§ **Goal**: Return exactly the span of lines that opens with the line containing "Transcribe this image's" and closes with the last line of the data, inclusive.

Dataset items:

—————

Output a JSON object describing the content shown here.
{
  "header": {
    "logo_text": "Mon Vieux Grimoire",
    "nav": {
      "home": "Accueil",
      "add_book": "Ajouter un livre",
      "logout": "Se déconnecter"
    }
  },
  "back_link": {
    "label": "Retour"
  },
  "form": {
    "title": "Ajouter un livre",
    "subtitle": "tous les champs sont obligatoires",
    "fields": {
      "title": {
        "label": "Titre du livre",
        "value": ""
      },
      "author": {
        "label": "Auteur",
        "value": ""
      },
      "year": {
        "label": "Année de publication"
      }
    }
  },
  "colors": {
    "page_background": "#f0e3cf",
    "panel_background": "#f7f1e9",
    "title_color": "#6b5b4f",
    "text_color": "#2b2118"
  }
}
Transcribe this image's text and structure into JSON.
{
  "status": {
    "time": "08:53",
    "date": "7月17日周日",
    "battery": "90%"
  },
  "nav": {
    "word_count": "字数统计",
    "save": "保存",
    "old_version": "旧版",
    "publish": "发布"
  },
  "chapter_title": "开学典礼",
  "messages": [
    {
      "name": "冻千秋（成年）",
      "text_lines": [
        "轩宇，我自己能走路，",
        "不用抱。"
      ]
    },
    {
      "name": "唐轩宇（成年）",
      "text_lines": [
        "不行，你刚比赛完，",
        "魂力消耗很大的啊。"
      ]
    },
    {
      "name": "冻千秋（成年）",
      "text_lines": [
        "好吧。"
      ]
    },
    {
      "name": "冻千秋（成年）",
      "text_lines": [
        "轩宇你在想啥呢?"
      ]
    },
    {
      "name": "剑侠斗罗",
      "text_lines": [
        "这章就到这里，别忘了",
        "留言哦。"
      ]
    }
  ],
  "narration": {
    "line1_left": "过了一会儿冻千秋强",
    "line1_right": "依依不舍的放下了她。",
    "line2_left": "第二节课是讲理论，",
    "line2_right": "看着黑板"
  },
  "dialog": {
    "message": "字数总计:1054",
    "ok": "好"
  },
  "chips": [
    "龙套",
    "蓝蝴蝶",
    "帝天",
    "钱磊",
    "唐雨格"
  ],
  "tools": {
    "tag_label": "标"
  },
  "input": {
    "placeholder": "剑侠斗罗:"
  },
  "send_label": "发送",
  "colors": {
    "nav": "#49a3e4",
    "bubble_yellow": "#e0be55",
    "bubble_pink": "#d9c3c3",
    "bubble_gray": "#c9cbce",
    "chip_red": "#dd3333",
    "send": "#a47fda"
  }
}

—————

§ **Reply to the exercise**:
Transcribe this image's text and structure into JSON.
{
  "status": {
    "time": "08:53",
    "date": "7月17日周日",
    "battery": "90%"
  },
  "nav": {
    "word_count": "字数统计",
    "save": "保存",
    "old_version": "旧版",
    "publish": "发布"
  },
  "chapter_title": "开学典礼",
  "messages": [
    {
      "name": "冻千秋（成年）",
      "text_lines": [
        "轩宇，我自己能走路，",
        "不用抱。"
      ]
    },
    {
      "name": "唐轩宇（成年）",
      "text_lines": [
        "不行，你刚比赛完，",
        "魂力消耗很大的啊。"
      ]
    },
    {
      "name": "冻千秋（成年）",
      "text_lines": [
        "好吧。"
      ]
    },
    {
      "name": "冻千秋（成年）",
      "text_lines": [
        "轩宇你在想啥呢?"
      ]
    },
    {
      "name": "剑侠斗罗",
      "text_lines": [
        "这章就到这里，别忘了",
        "留言哦。"
      ]
    }
  ],
  "narration": {
    "line1_left": "过了一会儿冻千秋强",
    "line1_right": "依依不舍的放下了她。",
    "line2_left": "第二节课是讲理论，",
    "line2_right": "看着黑板"
  },
  "dialog": {
    "message": "字数总计:1054",
    "ok": "好"
  },
  "chips": [
    "龙套",
    "蓝蝴蝶",
    "帝天",
    "钱磊",
    "唐雨格"
  ],
  "tools": {
    "tag_label": "标"
  },
  "input": {
    "placeholder": "剑侠斗罗:"
  },
  "send_label": "发送",
  "colors": {
    "nav": "#49a3e4",
    "bubble_yellow": "#e0be55",
    "bubble_pink": "#d9c3c3",
    "bubble_gray": "#c9cbce",
    "chip_red": "#dd3333",
    "send": "#a47fda"
  }
}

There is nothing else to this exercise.